Given exercise >> Below are the records. List every line holding the word "several".

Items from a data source
------

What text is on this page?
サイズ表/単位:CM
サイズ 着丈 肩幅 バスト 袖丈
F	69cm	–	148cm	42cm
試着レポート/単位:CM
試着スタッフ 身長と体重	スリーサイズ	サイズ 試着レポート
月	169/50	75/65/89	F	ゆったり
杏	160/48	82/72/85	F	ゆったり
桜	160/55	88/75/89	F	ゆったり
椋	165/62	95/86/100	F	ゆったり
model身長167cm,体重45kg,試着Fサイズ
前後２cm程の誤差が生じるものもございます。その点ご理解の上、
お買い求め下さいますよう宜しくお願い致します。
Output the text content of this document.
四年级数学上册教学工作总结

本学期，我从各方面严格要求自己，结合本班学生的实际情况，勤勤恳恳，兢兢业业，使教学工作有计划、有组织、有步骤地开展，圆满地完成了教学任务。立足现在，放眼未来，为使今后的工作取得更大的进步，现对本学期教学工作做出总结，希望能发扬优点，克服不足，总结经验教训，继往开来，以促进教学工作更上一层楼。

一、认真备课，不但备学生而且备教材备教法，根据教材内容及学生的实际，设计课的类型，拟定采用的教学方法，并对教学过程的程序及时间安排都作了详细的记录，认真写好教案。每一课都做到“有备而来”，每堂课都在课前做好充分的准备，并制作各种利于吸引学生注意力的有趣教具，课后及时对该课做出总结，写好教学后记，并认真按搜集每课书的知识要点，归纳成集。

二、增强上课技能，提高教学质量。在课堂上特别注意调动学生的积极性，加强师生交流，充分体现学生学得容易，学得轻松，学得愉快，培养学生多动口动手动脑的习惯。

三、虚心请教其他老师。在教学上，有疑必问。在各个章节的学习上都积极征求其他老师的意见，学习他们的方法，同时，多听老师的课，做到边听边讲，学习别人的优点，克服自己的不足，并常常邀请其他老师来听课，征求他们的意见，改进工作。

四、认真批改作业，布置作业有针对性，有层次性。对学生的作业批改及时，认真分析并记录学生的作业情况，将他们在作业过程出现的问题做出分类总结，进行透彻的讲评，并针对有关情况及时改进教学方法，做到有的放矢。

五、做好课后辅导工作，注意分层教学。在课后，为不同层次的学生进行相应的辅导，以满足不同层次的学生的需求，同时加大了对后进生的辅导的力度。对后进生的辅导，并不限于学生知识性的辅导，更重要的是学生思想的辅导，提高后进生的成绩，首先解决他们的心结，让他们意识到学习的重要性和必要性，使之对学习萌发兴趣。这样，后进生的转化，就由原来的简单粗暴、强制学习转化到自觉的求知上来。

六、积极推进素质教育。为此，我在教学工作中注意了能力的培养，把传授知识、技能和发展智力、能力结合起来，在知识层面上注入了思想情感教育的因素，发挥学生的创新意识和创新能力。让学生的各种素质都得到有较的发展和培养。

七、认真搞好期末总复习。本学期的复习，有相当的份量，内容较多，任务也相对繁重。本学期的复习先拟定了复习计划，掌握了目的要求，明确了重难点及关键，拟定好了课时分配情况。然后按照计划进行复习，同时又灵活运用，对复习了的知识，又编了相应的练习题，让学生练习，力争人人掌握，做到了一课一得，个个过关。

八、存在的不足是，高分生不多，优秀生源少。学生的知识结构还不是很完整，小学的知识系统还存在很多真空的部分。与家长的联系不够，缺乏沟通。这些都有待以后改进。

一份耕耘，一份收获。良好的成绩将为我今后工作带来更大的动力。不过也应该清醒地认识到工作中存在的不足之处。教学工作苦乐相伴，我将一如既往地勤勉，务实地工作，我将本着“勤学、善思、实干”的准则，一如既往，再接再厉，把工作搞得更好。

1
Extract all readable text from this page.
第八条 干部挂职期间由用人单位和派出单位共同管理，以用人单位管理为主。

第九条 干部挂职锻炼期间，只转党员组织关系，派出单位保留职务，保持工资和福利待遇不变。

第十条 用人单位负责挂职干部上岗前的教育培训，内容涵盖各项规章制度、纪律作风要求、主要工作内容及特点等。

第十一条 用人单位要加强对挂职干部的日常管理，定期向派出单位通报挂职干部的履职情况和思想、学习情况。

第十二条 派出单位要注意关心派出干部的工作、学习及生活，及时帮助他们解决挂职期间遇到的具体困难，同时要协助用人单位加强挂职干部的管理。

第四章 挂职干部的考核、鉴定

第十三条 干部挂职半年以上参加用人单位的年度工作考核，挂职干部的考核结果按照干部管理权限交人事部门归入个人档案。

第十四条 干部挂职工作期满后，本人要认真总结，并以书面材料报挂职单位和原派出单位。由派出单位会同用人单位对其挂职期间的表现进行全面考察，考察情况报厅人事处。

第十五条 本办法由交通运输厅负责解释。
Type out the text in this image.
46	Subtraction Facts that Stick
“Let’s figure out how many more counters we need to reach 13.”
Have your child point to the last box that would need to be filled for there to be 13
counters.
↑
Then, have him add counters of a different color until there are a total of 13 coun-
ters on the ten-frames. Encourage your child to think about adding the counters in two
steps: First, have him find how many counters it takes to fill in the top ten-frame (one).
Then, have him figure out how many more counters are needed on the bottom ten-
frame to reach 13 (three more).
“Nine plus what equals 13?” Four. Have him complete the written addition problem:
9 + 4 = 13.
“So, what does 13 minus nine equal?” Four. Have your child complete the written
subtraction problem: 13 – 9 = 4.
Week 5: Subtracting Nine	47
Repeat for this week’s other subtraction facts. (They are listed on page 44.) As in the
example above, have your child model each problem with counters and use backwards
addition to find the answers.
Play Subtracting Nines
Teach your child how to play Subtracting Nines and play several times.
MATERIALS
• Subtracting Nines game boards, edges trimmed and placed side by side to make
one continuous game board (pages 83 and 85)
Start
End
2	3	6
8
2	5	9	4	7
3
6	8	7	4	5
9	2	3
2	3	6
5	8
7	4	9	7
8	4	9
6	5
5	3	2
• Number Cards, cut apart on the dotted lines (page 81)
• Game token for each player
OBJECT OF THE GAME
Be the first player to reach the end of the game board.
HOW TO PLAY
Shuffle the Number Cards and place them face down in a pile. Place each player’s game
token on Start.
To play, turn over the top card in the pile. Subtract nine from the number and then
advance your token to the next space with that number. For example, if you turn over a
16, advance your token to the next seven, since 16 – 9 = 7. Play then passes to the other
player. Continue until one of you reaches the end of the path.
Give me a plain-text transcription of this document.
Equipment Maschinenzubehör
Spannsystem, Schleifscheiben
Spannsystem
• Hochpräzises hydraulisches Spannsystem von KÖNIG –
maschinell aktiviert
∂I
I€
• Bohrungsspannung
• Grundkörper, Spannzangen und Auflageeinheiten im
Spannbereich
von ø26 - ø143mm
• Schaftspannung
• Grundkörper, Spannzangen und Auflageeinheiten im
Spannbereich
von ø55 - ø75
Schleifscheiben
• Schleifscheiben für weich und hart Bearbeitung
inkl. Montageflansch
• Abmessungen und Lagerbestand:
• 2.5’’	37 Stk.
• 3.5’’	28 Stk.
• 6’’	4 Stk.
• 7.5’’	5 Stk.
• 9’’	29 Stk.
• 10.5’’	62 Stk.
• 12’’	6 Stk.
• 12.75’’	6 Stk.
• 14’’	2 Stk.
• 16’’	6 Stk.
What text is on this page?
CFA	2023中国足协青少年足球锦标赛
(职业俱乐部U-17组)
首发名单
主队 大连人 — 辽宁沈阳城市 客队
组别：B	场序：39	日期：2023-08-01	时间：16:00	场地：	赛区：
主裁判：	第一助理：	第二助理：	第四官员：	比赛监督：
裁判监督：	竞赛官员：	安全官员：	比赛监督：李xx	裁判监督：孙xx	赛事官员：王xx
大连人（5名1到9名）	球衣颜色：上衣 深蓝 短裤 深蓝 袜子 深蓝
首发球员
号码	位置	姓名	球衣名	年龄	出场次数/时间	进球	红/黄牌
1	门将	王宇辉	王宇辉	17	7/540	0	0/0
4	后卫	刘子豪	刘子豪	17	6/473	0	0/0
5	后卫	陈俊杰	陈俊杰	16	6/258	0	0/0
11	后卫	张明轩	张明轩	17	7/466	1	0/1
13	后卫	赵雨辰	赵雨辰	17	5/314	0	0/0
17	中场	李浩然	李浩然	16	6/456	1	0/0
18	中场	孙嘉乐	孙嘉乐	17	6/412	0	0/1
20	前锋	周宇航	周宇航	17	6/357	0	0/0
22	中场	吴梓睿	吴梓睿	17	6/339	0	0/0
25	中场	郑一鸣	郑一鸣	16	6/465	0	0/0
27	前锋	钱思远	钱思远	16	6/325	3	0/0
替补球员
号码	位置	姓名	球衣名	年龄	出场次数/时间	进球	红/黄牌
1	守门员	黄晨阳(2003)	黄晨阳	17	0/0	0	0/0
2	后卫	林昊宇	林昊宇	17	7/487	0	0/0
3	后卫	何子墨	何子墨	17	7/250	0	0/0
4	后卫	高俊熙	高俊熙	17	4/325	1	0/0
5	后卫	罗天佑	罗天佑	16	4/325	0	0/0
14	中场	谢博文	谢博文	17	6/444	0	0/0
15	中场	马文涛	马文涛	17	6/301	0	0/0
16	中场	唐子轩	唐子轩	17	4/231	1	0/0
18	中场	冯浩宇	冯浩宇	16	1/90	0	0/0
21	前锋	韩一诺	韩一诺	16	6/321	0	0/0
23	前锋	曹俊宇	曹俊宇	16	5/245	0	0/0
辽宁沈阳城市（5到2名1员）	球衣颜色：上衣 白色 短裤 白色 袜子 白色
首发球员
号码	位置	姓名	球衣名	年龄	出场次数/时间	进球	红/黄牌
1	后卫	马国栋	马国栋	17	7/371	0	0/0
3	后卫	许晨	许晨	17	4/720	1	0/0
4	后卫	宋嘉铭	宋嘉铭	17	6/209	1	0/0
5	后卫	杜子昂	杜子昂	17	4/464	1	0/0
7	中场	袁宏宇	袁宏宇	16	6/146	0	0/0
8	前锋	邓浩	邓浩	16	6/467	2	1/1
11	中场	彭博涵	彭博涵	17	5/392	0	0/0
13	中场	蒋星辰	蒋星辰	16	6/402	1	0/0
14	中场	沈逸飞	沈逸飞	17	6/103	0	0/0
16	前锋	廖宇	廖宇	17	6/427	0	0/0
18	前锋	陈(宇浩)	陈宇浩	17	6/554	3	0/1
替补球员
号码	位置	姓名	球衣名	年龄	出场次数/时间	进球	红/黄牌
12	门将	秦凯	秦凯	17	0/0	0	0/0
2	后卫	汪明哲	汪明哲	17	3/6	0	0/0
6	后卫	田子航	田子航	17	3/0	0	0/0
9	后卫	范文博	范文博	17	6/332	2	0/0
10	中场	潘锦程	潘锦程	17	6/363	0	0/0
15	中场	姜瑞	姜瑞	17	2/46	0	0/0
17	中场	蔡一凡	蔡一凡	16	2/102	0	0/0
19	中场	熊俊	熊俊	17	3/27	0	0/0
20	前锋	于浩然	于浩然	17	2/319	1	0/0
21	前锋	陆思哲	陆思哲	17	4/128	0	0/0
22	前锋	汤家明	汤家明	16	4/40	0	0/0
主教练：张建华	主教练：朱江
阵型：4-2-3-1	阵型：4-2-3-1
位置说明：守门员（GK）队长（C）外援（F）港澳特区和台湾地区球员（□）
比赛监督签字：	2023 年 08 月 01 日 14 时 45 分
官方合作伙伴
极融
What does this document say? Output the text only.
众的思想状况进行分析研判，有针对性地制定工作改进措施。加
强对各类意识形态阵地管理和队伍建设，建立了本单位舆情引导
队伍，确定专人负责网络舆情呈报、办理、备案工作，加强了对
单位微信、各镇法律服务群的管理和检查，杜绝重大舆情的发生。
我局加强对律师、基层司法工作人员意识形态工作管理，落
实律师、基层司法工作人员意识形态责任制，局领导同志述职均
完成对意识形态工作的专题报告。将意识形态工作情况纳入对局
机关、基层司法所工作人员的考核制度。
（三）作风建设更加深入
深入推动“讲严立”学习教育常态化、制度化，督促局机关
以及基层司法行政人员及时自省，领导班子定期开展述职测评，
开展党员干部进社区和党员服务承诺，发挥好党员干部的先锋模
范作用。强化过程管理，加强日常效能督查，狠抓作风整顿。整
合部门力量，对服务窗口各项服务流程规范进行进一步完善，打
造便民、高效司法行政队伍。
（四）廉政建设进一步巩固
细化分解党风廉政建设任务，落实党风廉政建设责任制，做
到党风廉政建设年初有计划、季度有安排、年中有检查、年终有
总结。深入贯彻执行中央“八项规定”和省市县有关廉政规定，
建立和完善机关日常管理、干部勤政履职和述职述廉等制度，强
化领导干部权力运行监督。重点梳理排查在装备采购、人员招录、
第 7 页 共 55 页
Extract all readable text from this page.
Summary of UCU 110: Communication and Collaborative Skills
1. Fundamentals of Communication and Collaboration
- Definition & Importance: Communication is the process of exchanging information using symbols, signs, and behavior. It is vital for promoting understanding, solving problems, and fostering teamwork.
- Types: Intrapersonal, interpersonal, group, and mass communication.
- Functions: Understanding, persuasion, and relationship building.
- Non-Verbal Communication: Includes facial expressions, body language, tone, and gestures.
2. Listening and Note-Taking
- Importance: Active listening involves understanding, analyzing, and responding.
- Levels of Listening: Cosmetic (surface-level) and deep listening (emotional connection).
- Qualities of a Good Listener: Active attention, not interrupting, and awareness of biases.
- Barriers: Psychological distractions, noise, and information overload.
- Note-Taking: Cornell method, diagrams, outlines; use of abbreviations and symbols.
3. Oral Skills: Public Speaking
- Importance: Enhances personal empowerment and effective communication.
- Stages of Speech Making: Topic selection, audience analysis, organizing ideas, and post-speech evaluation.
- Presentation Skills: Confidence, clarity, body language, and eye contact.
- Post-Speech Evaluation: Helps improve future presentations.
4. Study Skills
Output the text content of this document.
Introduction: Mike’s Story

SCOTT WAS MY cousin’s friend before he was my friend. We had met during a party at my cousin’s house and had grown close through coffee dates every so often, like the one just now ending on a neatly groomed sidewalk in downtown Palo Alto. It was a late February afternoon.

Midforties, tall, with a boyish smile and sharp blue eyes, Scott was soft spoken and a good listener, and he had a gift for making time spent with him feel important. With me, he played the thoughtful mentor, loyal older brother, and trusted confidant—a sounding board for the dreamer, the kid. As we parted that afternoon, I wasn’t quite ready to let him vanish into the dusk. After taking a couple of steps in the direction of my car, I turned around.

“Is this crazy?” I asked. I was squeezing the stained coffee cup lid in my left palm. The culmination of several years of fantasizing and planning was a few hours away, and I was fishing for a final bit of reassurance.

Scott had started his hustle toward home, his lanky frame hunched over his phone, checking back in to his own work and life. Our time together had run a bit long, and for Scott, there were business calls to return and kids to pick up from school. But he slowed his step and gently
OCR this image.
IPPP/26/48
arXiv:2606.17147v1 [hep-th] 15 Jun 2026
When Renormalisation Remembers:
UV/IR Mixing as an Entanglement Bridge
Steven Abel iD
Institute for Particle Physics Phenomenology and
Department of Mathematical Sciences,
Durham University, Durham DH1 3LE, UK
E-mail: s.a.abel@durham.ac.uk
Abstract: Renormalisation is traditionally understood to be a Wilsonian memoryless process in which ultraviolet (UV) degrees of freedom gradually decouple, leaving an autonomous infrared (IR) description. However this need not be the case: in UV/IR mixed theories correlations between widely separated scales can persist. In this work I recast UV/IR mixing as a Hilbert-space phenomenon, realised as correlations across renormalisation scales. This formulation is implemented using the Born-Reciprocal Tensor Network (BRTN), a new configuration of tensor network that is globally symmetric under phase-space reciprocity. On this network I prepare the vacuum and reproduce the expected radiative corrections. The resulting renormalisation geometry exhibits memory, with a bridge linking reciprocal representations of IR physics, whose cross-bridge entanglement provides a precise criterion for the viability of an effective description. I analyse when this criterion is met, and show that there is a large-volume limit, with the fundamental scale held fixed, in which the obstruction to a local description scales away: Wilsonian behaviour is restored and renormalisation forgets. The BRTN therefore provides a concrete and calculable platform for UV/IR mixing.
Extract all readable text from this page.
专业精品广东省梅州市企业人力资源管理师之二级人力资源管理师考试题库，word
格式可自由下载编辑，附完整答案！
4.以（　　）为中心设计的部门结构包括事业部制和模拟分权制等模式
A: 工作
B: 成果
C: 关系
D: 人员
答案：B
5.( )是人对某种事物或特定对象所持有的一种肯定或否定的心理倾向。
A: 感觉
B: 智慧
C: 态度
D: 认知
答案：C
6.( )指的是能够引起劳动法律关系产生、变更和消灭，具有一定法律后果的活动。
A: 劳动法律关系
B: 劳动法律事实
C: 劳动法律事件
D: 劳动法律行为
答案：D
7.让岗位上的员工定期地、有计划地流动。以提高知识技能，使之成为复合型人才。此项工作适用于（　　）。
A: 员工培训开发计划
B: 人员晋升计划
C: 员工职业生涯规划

------

Answer to this exercise >>
Teach your child how to play Subtracting Nines and play several times.
“Is this crazy?” I asked. I was squeezing the stained coffee cup lid in my left palm. The culmination of several years of fantasizing and planning was a few hours away, and I was fishing for a final bit of reassurance.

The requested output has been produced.